- Records -
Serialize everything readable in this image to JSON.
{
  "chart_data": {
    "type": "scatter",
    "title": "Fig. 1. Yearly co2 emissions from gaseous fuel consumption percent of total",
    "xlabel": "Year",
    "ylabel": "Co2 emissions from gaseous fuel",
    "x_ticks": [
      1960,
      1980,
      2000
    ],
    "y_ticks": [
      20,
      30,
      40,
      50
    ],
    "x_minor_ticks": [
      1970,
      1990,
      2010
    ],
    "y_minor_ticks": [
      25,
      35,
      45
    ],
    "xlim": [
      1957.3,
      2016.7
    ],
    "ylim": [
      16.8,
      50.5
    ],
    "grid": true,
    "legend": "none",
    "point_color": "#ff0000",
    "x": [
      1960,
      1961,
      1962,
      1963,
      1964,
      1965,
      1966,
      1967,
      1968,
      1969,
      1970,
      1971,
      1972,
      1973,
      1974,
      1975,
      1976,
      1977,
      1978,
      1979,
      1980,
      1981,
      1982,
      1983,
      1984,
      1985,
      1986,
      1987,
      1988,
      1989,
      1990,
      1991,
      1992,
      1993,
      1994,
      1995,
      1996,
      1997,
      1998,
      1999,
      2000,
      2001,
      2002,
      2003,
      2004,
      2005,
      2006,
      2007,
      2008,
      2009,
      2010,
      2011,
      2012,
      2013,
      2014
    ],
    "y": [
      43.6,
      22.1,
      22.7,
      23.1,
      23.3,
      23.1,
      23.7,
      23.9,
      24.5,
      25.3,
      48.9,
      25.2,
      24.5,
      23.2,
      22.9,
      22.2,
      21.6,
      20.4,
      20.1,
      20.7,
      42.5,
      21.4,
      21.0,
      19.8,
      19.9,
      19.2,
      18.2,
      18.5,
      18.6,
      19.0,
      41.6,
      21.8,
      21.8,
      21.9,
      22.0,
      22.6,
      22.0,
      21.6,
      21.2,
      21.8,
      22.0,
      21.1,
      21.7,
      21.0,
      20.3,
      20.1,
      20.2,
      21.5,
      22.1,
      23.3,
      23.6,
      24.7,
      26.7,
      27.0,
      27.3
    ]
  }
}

- What you will do -
Go through the records and print each one exactly.

- Full answer -
Serialize everything readable in this image to JSON.
{
  "chart_data": {
    "type": "scatter",
    "title": "Fig. 1. Yearly co2 emissions from gaseous fuel consumption percent of total",
    "xlabel": "Year",
    "ylabel": "Co2 emissions from gaseous fuel",
    "x_ticks": [
      1960,
      1980,
      2000
    ],
    "y_ticks": [
      20,
      30,
      40,
      50
    ],
    "x_minor_ticks": [
      1970,
      1990,
      2010
    ],
    "y_minor_ticks": [
      25,
      35,
      45
    ],
    "xlim": [
      1957.3,
      2016.7
    ],
    "ylim": [
      16.8,
      50.5
    ],
    "grid": true,
    "legend": "none",
    "point_color": "#ff0000",
    "x": [
      1960,
      1961,
      1962,
      1963,
      1964,
      1965,
      1966,
      1967,
      1968,
      1969,
      1970,
      1971,
      1972,
      1973,
      1974,
      1975,
      1976,
      1977,
      1978,
      1979,
      1980,
      1981,
      1982,
      1983,
      1984,
      1985,
      1986,
      1987,
      1988,
      1989,
      1990,
      1991,
      1992,
      1993,
      1994,
      1995,
      1996,
      1997,
      1998,
      1999,
      2000,
      2001,
      2002,
      2003,
      2004,
      2005,
      2006,
      2007,
      2008,
      2009,
      2010,
      2011,
      2012,
      2013,
      2014
    ],
    "y": [
      43.6,
      22.1,
      22.7,
      23.1,
      23.3,
      23.1,
      23.7,
      23.9,
      24.5,
      25.3,
      48.9,
      25.2,
      24.5,
      23.2,
      22.9,
      22.2,
      21.6,
      20.4,
      20.1,
      20.7,
      42.5,
      21.4,
      21.0,
      19.8,
      19.9,
      19.2,
      18.2,
      18.5,
      18.6,
      19.0,
      41.6,
      21.8,
      21.8,
      21.9,
      22.0,
      22.6,
      22.0,
      21.6,
      21.2,
      21.8,
      22.0,
      21.1,
      21.7,
      21.0,
      20.3,
      20.1,
      20.2,
      21.5,
      22.1,
      23.3,
      23.6,
      24.7,
      26.7,
      27.0,
      27.3
    ]
  }
}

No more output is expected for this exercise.